Task to carry out: Give only one thing: the number of lines that include the word "this".

◇ ◇ ◇ ◇ ◇ ◇ ◇

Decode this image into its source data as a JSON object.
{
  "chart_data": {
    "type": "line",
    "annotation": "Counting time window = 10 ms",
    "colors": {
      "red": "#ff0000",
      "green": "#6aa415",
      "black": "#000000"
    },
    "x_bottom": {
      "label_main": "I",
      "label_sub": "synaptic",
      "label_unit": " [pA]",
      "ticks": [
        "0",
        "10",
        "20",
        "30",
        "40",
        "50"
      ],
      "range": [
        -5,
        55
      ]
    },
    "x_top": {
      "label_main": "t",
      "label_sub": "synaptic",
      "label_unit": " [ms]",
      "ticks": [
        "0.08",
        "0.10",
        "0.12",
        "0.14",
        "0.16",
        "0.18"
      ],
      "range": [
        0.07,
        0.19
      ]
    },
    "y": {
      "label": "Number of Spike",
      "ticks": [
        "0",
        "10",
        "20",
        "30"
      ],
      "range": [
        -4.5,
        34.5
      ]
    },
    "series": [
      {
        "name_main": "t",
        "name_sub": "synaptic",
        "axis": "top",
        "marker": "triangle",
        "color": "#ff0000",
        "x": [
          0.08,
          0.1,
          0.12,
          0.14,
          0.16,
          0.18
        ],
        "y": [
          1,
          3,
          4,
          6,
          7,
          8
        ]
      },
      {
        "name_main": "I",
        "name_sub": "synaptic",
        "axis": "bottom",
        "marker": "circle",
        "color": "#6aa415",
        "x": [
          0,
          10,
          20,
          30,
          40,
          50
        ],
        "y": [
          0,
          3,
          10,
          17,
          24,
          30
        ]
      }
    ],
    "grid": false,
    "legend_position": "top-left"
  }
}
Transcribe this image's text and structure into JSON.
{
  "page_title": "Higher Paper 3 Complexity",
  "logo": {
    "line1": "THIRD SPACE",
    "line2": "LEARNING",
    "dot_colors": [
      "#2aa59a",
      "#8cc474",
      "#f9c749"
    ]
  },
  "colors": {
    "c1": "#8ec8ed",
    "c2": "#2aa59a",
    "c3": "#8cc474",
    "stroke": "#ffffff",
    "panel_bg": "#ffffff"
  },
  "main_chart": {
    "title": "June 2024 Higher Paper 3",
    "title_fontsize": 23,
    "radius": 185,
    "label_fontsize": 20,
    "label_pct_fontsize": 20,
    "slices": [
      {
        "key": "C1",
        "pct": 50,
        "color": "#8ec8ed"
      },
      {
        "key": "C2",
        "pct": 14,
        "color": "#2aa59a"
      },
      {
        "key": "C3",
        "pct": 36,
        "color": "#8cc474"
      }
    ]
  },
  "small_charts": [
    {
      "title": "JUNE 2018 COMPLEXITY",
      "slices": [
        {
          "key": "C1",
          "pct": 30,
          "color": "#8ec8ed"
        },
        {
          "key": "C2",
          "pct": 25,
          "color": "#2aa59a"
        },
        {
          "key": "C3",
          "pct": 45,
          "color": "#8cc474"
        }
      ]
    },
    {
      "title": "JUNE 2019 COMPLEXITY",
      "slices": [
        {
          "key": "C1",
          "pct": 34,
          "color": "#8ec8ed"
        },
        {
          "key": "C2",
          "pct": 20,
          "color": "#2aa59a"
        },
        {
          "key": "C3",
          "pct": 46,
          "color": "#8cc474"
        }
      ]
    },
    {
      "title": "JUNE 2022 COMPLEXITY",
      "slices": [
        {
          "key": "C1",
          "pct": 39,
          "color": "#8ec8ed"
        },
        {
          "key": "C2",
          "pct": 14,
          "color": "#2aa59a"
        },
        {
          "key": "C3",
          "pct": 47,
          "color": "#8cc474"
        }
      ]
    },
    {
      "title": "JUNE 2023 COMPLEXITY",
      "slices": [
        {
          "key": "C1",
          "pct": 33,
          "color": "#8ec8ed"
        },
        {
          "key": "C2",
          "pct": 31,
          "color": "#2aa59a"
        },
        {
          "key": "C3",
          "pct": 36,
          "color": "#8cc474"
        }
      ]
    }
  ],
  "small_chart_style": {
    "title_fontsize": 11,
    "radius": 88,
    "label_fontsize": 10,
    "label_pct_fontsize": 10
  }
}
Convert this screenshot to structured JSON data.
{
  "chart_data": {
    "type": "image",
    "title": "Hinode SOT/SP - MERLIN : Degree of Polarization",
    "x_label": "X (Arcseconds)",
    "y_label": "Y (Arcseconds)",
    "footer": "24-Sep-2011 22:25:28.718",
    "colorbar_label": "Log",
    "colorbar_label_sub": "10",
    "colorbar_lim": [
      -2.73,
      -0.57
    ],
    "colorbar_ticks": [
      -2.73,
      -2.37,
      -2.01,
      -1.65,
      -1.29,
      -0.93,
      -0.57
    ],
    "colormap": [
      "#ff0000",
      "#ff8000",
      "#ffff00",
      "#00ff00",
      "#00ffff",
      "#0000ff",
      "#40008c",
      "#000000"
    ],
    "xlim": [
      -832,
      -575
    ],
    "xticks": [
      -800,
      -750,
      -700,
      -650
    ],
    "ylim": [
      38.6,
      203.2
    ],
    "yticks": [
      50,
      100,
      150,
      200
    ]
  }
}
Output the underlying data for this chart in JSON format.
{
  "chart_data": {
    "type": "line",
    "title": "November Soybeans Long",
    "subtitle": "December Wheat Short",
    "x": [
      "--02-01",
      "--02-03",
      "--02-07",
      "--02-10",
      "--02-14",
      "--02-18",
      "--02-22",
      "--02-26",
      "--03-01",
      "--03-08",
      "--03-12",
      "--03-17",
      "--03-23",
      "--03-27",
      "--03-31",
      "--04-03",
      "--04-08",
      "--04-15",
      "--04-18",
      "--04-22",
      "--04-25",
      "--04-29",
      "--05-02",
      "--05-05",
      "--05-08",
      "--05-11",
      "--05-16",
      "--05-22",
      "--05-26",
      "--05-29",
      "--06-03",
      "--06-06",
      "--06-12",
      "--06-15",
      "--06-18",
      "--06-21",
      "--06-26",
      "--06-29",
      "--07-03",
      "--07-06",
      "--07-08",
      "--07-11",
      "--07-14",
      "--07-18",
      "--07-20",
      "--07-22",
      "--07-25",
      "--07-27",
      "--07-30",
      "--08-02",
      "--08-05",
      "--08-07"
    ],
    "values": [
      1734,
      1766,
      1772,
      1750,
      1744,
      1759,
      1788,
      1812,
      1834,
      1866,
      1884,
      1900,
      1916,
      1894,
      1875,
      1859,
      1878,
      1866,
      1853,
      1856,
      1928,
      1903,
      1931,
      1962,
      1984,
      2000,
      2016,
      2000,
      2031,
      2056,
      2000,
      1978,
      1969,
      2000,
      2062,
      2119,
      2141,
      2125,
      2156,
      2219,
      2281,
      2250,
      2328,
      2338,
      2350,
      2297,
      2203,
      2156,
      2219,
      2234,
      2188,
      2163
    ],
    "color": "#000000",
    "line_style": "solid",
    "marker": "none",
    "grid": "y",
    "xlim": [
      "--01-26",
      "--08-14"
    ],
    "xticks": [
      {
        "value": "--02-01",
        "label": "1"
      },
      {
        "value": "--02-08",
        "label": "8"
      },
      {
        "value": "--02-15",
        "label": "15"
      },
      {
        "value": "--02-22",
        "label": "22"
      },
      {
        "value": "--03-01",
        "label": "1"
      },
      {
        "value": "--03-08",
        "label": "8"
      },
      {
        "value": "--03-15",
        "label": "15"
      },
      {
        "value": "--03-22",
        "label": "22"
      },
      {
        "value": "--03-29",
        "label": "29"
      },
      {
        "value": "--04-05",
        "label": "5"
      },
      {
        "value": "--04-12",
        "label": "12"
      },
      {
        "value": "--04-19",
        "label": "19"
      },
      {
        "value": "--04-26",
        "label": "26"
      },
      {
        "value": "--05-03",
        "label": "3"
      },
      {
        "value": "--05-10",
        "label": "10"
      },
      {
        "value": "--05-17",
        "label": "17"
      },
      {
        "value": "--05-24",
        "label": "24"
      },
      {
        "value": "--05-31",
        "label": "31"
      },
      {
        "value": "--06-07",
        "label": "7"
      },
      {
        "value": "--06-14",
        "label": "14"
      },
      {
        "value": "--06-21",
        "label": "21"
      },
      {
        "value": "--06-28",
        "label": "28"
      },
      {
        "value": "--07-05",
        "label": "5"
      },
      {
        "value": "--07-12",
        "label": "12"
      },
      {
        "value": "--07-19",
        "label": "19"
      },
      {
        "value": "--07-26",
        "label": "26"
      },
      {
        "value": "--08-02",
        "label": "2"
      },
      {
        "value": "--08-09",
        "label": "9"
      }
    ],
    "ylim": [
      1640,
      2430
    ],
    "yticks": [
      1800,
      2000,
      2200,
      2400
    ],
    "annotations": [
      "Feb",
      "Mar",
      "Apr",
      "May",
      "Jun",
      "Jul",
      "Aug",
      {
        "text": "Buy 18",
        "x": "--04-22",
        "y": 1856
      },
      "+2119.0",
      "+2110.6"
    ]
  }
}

◇ ◇ ◇ ◇ ◇ ◇ ◇

Solution to the exercise: 4